►

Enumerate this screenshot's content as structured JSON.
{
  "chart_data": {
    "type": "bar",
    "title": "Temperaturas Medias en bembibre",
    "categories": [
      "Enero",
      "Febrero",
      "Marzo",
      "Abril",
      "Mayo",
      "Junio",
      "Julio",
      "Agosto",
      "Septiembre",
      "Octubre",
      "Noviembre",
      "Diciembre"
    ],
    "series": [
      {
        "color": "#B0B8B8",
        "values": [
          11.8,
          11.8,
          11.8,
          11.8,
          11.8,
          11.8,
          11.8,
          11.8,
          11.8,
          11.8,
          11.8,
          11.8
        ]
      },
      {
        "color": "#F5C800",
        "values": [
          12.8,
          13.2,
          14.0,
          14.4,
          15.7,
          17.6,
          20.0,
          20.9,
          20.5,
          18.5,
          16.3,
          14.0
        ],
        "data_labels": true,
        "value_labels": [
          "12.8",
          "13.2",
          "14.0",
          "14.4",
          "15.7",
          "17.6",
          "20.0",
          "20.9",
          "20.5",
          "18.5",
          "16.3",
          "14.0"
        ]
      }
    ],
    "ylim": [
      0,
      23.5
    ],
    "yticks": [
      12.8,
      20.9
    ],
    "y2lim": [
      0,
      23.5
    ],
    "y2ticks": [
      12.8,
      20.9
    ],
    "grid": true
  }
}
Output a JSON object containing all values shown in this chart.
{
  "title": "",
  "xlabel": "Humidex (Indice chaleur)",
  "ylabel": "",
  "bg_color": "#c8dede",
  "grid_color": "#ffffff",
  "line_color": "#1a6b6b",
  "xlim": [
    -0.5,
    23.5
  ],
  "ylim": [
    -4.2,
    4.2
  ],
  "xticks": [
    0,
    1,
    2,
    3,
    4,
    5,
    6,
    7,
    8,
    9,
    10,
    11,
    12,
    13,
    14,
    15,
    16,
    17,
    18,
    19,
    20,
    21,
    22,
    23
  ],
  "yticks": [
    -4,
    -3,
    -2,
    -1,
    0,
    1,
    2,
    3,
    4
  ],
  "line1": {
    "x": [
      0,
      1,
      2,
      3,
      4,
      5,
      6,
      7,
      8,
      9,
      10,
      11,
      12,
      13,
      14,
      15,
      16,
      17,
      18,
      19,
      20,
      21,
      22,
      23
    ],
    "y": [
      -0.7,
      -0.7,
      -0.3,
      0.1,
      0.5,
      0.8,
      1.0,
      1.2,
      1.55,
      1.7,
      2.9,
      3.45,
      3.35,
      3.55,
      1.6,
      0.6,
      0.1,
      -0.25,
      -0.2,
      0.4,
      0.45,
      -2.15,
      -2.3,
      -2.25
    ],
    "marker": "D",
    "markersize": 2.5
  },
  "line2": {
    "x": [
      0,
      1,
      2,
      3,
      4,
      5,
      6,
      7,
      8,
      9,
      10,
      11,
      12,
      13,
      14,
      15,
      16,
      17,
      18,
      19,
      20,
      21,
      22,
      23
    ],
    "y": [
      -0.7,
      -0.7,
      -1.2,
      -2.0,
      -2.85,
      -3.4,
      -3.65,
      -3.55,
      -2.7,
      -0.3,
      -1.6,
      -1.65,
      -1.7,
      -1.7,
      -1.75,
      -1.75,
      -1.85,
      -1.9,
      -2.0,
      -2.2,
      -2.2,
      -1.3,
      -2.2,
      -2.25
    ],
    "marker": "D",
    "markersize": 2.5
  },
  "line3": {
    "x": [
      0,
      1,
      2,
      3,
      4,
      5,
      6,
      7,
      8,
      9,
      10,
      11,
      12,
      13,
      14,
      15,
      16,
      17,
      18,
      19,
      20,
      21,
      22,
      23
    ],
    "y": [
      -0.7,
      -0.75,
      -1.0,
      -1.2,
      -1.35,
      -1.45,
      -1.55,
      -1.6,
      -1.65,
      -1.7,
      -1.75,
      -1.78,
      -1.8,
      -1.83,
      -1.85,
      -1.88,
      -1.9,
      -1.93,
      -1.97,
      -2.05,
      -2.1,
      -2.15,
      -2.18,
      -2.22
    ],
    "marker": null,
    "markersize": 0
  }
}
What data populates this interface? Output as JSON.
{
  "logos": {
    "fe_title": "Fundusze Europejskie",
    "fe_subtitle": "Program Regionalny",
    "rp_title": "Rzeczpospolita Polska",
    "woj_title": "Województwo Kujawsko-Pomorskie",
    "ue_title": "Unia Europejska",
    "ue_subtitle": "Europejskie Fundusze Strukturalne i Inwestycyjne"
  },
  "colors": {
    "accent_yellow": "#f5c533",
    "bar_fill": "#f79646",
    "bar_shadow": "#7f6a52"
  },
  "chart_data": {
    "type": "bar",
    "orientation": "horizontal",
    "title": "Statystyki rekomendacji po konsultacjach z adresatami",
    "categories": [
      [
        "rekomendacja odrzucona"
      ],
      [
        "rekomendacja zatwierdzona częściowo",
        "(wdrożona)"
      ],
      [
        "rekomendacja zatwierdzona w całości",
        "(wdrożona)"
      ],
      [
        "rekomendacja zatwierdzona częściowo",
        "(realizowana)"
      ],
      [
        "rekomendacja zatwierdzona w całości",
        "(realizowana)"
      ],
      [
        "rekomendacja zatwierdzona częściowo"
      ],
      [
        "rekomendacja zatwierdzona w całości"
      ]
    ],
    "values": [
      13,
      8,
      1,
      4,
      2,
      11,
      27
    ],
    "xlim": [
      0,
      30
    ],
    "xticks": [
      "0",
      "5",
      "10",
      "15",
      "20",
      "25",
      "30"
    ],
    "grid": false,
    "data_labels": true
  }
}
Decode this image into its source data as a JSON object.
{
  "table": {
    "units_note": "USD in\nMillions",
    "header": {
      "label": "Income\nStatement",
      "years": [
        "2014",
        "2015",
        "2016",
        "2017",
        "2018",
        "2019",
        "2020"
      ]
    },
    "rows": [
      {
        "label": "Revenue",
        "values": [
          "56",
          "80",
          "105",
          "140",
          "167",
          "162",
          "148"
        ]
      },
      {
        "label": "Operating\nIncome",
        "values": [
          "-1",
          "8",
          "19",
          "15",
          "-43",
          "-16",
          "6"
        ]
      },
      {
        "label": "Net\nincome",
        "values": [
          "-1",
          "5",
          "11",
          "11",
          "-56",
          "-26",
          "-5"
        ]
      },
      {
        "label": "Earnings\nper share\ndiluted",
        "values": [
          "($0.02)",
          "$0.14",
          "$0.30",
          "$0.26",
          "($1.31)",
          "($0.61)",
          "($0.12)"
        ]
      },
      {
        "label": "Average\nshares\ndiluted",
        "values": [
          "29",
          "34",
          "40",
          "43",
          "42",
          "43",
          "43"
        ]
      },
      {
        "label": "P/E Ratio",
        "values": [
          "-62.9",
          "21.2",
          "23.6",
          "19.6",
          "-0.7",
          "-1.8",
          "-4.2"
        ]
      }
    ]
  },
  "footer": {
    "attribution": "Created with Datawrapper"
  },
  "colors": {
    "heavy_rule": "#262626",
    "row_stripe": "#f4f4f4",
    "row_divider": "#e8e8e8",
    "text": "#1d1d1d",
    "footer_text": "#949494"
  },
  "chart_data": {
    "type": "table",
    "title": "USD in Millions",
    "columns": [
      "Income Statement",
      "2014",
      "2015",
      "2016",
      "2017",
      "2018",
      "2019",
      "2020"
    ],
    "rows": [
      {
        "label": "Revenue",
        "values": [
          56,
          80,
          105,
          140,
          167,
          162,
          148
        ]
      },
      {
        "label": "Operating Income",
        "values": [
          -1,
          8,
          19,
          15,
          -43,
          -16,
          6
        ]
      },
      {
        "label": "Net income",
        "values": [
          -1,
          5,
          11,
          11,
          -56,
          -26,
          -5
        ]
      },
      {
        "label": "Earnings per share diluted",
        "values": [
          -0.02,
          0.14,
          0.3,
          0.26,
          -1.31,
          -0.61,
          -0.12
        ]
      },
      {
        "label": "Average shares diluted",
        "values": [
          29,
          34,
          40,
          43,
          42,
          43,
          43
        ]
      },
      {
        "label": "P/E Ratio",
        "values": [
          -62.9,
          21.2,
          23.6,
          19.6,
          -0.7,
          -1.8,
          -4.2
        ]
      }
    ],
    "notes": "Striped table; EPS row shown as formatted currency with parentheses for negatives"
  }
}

◄

Requirements
Report how many lines hold the string "Europejskie", giving the number and nothing else.

Output of the task
2